*TASK BRIEF:* Write out each line word for word. Drop pictures.

++++ DATA FOR THIS EXERCISE

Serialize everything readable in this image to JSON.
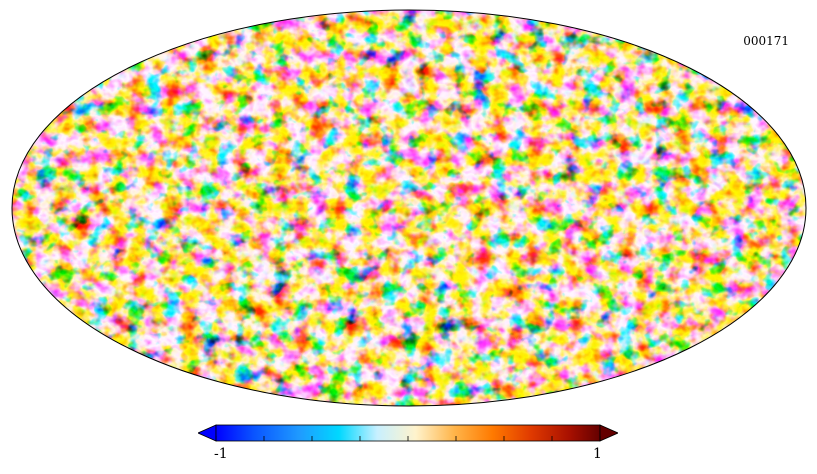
{
  "map": {
    "identifier": "000171",
    "projection": "mollweide",
    "description_colormap": "planck"
  },
  "colorbar": {
    "min_label": "-1",
    "max_label": "1",
    "min_value": -1,
    "max_value": 1,
    "tick_count": 9,
    "colors": [
      "#0000ff",
      "#0a55ff",
      "#1f9cff",
      "#00d8ff",
      "#c8f0ff",
      "#fff3cc",
      "#ffb54a",
      "#ff7a00",
      "#e03a00",
      "#a81000",
      "#640000"
    ]
  }
}
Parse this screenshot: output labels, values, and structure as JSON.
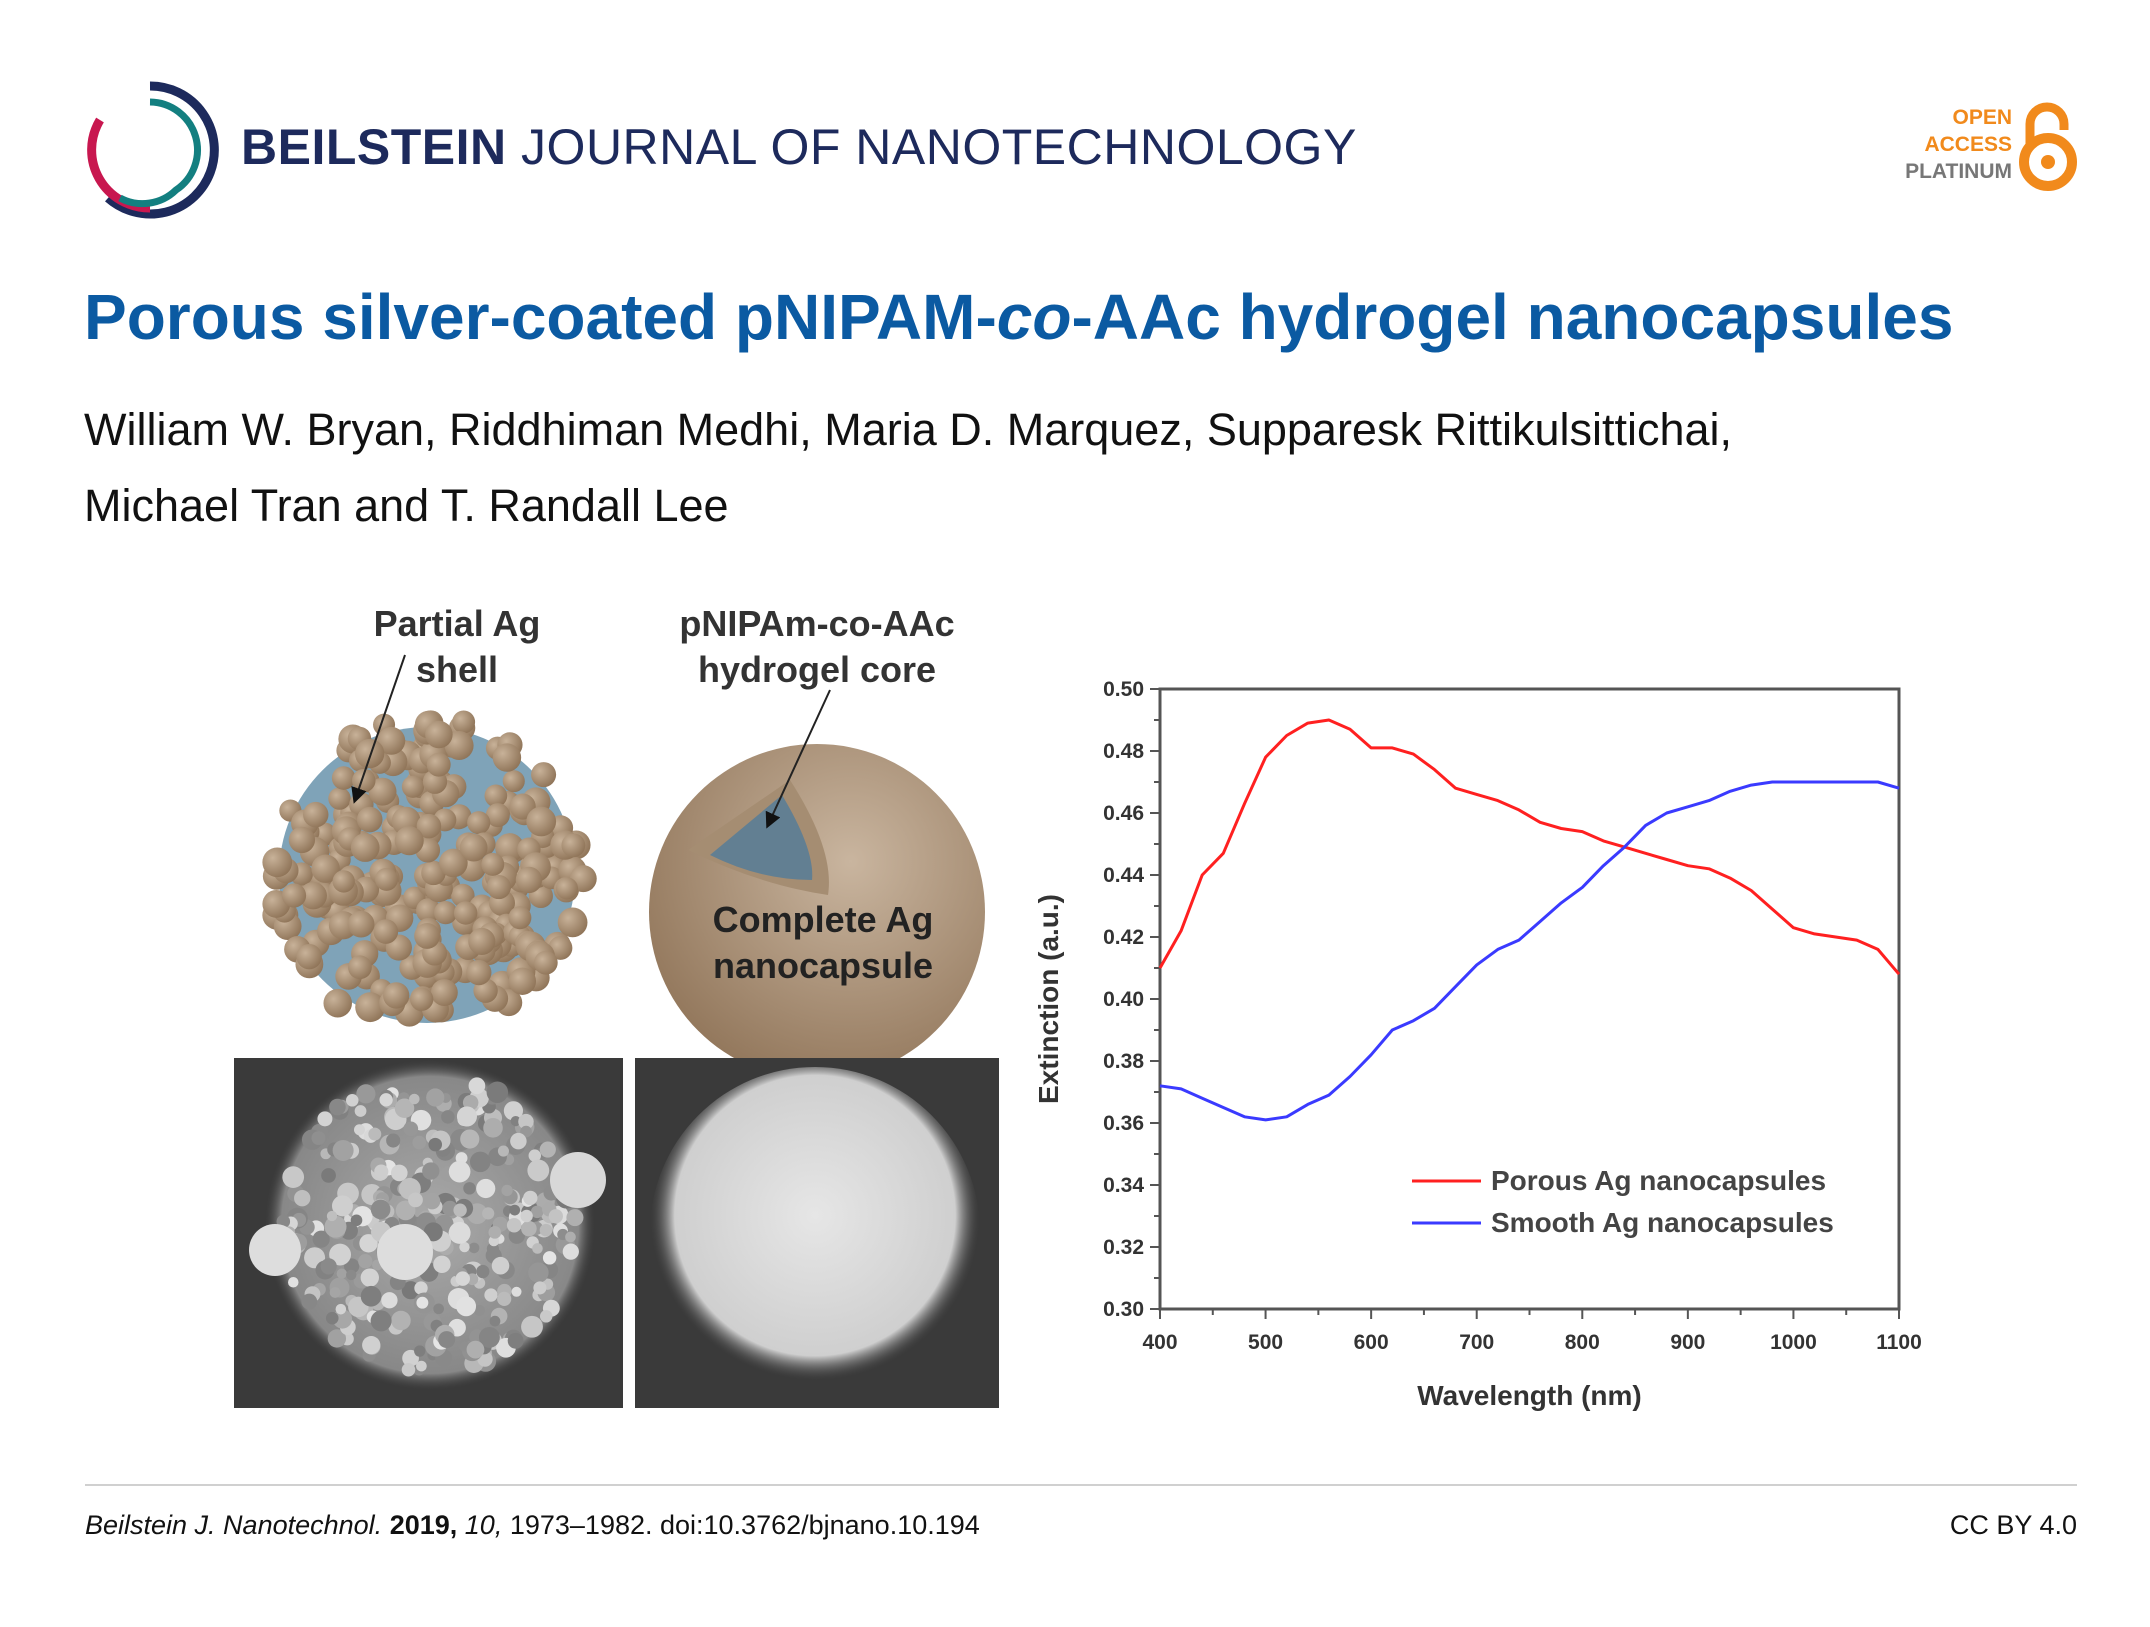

++++++++

*FINAL RESULT:*
Serialize everything readable in this image to JSON.
{
  "map": {
    "identifier": "000171",
    "projection": "mollweide",
    "description_colormap": "planck"
  },
  "colorbar": {
    "min_label": "-1",
    "max_label": "1",
    "min_value": -1,
    "max_value": 1,
    "tick_count": 9,
    "colors": [
      "#0000ff",
      "#0a55ff",
      "#1f9cff",
      "#00d8ff",
      "#c8f0ff",
      "#fff3cc",
      "#ffb54a",
      "#ff7a00",
      "#e03a00",
      "#a81000",
      "#640000"
    ]
  }
}
Parse this screenshot: output labels, values, and structure as JSON.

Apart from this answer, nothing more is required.